### SUPPLIED DATA:

######

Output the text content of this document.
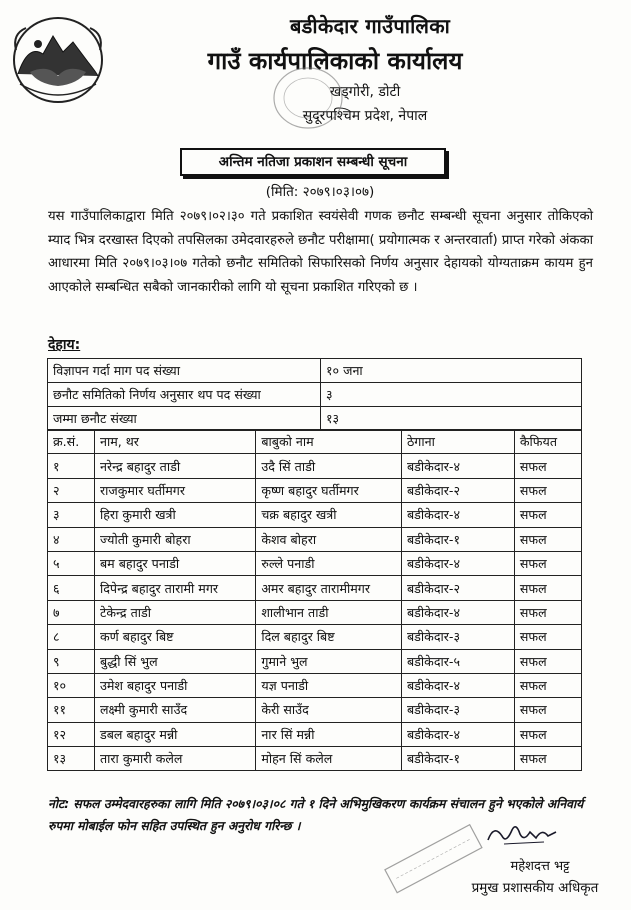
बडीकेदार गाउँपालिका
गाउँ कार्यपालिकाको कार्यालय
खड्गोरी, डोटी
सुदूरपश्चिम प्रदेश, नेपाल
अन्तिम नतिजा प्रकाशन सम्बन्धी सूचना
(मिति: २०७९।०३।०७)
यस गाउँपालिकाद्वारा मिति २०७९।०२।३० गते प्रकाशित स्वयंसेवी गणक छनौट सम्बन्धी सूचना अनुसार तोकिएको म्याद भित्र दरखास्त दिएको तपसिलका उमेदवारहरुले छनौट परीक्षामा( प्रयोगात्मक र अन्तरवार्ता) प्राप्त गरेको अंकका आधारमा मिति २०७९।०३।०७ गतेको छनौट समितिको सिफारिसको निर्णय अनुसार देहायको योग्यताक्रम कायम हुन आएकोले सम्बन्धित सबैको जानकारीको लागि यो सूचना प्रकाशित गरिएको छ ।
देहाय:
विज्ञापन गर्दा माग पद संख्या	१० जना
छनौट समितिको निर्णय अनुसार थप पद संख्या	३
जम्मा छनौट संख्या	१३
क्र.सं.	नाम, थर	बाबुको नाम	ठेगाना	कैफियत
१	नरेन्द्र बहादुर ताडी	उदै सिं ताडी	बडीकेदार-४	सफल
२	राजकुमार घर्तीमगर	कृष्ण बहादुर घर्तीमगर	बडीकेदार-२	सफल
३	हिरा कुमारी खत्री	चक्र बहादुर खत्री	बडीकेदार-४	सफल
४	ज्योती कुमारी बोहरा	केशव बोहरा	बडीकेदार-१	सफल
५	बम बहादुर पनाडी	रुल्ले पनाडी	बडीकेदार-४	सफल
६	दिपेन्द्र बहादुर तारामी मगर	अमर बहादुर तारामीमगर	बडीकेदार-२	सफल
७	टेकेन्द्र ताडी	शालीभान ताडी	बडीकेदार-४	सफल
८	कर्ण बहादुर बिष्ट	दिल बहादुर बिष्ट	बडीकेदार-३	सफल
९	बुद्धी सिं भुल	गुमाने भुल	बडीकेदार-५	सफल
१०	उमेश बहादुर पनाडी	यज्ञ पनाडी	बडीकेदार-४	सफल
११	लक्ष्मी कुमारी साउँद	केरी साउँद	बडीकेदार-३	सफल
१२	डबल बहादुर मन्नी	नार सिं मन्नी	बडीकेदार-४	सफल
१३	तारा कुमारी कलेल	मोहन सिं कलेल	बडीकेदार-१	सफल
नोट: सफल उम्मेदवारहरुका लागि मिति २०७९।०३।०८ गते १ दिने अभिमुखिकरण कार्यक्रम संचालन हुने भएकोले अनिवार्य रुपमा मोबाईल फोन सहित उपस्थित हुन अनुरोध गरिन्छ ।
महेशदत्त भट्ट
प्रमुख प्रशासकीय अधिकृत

######

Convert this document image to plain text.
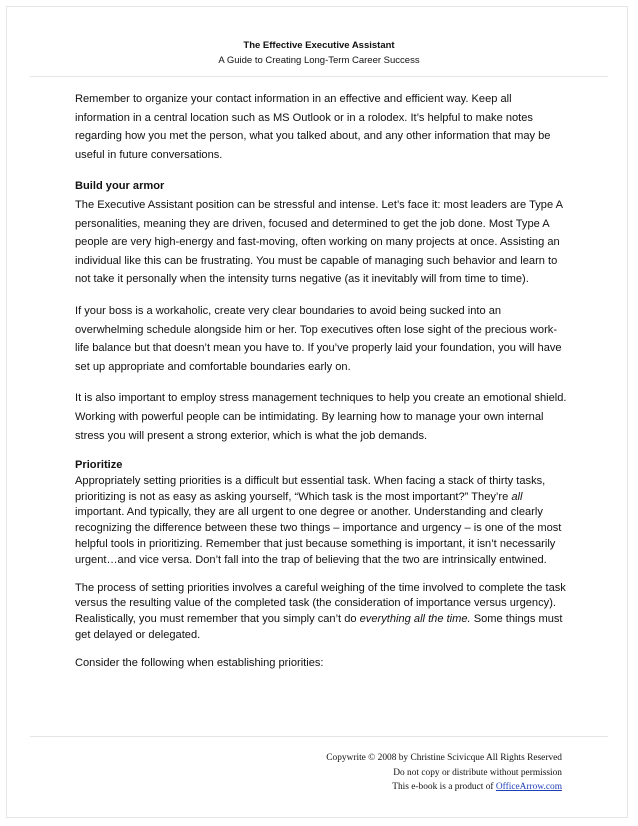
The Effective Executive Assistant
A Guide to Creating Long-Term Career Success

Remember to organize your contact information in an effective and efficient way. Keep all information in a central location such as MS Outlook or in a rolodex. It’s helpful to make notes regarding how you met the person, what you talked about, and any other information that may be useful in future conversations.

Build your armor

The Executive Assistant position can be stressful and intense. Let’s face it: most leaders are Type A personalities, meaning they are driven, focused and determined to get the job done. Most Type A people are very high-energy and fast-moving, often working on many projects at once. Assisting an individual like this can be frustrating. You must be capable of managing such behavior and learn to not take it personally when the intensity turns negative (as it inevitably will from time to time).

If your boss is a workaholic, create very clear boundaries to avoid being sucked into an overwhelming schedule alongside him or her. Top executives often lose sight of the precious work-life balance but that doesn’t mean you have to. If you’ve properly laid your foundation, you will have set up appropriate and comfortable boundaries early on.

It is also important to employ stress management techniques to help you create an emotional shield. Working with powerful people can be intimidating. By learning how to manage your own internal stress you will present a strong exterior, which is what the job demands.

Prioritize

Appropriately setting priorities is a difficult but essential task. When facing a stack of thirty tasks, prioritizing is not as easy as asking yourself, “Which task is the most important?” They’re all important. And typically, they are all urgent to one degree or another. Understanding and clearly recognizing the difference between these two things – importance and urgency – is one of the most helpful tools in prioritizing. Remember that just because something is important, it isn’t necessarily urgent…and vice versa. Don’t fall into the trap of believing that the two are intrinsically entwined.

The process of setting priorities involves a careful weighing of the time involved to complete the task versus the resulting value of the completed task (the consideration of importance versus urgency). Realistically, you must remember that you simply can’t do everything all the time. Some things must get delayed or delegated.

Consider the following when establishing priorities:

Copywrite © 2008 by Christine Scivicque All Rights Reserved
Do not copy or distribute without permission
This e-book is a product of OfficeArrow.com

######

### YOUR INSTRUCTIONS:
From the entries above, copy every line containing the word "must".

### THE SOLUTION:
The Executive Assistant position can be stressful and intense. Let’s face it: most leaders are Type A personalities, meaning they are driven, focused and determined to get the job done. Most Type A people are very high-energy and fast-moving, often working on many projects at once. Assisting an individual like this can be frustrating. You must be capable of managing such behavior and learn to not take it personally when the intensity turns negative (as it inevitably will from time to time).
The process of setting priorities involves a careful weighing of the time involved to complete the task versus the resulting value of the completed task (the consideration of importance versus urgency). Realistically, you must remember that you simply can’t do everything all the time. Some things must get delayed or delegated.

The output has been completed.